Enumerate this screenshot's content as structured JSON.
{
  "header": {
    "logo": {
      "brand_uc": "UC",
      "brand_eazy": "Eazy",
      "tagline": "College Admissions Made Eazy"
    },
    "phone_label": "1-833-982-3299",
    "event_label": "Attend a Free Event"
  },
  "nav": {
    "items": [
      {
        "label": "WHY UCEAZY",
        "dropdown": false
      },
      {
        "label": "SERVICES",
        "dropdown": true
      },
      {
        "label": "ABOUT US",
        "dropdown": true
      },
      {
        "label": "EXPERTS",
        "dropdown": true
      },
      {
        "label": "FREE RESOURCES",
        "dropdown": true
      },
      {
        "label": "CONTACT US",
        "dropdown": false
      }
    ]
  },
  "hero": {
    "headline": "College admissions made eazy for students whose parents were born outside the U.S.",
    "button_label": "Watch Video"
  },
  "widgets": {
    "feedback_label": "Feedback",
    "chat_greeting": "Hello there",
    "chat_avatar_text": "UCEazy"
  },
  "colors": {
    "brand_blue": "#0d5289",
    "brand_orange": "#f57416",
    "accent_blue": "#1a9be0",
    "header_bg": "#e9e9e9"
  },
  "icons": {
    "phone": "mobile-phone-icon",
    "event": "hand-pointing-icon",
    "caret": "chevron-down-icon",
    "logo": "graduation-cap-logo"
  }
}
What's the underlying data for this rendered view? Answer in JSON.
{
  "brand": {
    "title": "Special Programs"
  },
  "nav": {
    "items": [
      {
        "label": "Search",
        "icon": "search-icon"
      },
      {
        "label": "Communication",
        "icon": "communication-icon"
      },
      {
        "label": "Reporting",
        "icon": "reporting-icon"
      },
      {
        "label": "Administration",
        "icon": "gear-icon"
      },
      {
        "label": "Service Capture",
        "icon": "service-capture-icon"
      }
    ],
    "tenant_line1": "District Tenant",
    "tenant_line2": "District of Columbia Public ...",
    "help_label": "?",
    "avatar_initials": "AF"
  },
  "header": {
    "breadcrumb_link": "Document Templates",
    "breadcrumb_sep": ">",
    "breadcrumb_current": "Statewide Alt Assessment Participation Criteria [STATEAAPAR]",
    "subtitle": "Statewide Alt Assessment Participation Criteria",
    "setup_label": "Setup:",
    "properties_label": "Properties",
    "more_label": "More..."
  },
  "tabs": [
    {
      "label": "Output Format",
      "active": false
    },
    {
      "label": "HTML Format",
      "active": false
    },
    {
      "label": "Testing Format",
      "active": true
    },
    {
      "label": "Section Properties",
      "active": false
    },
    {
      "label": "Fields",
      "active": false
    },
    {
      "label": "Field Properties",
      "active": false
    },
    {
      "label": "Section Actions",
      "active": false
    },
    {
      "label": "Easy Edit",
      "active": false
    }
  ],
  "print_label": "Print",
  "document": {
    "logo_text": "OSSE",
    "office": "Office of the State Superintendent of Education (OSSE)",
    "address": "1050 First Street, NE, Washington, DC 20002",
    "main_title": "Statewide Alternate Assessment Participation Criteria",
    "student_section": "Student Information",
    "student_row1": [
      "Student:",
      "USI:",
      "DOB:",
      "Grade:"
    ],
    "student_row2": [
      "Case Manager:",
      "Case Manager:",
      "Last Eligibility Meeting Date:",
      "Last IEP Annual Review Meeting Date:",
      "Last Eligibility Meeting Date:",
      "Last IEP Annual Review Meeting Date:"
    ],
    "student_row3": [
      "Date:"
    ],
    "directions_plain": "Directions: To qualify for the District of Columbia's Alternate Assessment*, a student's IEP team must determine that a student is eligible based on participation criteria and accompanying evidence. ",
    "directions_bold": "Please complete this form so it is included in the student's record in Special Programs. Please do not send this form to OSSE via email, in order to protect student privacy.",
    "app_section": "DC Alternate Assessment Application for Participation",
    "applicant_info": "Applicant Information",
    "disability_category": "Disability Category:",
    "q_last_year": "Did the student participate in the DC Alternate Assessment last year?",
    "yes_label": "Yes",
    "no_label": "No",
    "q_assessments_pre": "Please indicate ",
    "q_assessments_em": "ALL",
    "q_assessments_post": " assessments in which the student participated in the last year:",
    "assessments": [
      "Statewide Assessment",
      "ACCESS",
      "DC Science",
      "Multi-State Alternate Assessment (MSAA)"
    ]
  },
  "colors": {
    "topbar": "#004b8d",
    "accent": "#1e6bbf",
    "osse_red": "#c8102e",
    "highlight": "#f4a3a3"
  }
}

Set problem: Transcribe the material above word for word.

Task solution:
Enumerate this screenshot's content as structured JSON.
{
  "header": {
    "logo": {
      "brand_uc": "UC",
      "brand_eazy": "Eazy",
      "tagline": "College Admissions Made Eazy"
    },
    "phone_label": "1-833-982-3299",
    "event_label": "Attend a Free Event"
  },
  "nav": {
    "items": [
      {
        "label": "WHY UCEAZY",
        "dropdown": false
      },
      {
        "label": "SERVICES",
        "dropdown": true
      },
      {
        "label": "ABOUT US",
        "dropdown": true
      },
      {
        "label": "EXPERTS",
        "dropdown": true
      },
      {
        "label": "FREE RESOURCES",
        "dropdown": true
      },
      {
        "label": "CONTACT US",
        "dropdown": false
      }
    ]
  },
  "hero": {
    "headline": "College admissions made eazy for students whose parents were born outside the U.S.",
    "button_label": "Watch Video"
  },
  "widgets": {
    "feedback_label": "Feedback",
    "chat_greeting": "Hello there",
    "chat_avatar_text": "UCEazy"
  },
  "colors": {
    "brand_blue": "#0d5289",
    "brand_orange": "#f57416",
    "accent_blue": "#1a9be0",
    "header_bg": "#e9e9e9"
  },
  "icons": {
    "phone": "mobile-phone-icon",
    "event": "hand-pointing-icon",
    "caret": "chevron-down-icon",
    "logo": "graduation-cap-logo"
  }
}
What's the underlying data for this rendered view? Answer in JSON.
{
  "brand": {
    "title": "Special Programs"
  },
  "nav": {
    "items": [
      {
        "label": "Search",
        "icon": "search-icon"
      },
      {
        "label": "Communication",
        "icon": "communication-icon"
      },
      {
        "label": "Reporting",
        "icon": "reporting-icon"
      },
      {
        "label": "Administration",
        "icon": "gear-icon"
      },
      {
        "label": "Service Capture",
        "icon": "service-capture-icon"
      }
    ],
    "tenant_line1": "District Tenant",
    "tenant_line2": "District of Columbia Public ...",
    "help_label": "?",
    "avatar_initials": "AF"
  },
  "header": {
    "breadcrumb_link": "Document Templates",
    "breadcrumb_sep": ">",
    "breadcrumb_current": "Statewide Alt Assessment Participation Criteria [STATEAAPAR]",
    "subtitle": "Statewide Alt Assessment Participation Criteria",
    "setup_label": "Setup:",
    "properties_label": "Properties",
    "more_label": "More..."
  },
  "tabs": [
    {
      "label": "Output Format",
      "active": false
    },
    {
      "label": "HTML Format",
      "active": false
    },
    {
      "label": "Testing Format",
      "active": true
    },
    {
      "label": "Section Properties",
      "active": false
    },
    {
      "label": "Fields",
      "active": false
    },
    {
      "label": "Field Properties",
      "active": false
    },
    {
      "label": "Section Actions",
      "active": false
    },
    {
      "label": "Easy Edit",
      "active": false
    }
  ],
  "print_label": "Print",
  "document": {
    "logo_text": "OSSE",
    "office": "Office of the State Superintendent of Education (OSSE)",
    "address": "1050 First Street, NE, Washington, DC 20002",
    "main_title": "Statewide Alternate Assessment Participation Criteria",
    "student_section": "Student Information",
    "student_row1": [
      "Student:",
      "USI:",
      "DOB:",
      "Grade:"
    ],
    "student_row2": [
      "Case Manager:",
      "Case Manager:",
      "Last Eligibility Meeting Date:",
      "Last IEP Annual Review Meeting Date:",
      "Last Eligibility Meeting Date:",
      "Last IEP Annual Review Meeting Date:"
    ],
    "student_row3": [
      "Date:"
    ],
    "directions_plain": "Directions: To qualify for the District of Columbia's Alternate Assessment*, a student's IEP team must determine that a student is eligible based on participation criteria and accompanying evidence. ",
    "directions_bold": "Please complete this form so it is included in the student's record in Special Programs. Please do not send this form to OSSE via email, in order to protect student privacy.",
    "app_section": "DC Alternate Assessment Application for Participation",
    "applicant_info": "Applicant Information",
    "disability_category": "Disability Category:",
    "q_last_year": "Did the student participate in the DC Alternate Assessment last year?",
    "yes_label": "Yes",
    "no_label": "No",
    "q_assessments_pre": "Please indicate ",
    "q_assessments_em": "ALL",
    "q_assessments_post": " assessments in which the student participated in the last year:",
    "assessments": [
      "Statewide Assessment",
      "ACCESS",
      "DC Science",
      "Multi-State Alternate Assessment (MSAA)"
    ]
  },
  "colors": {
    "topbar": "#004b8d",
    "accent": "#1e6bbf",
    "osse_red": "#c8102e",
    "highlight": "#f4a3a3"
  }
}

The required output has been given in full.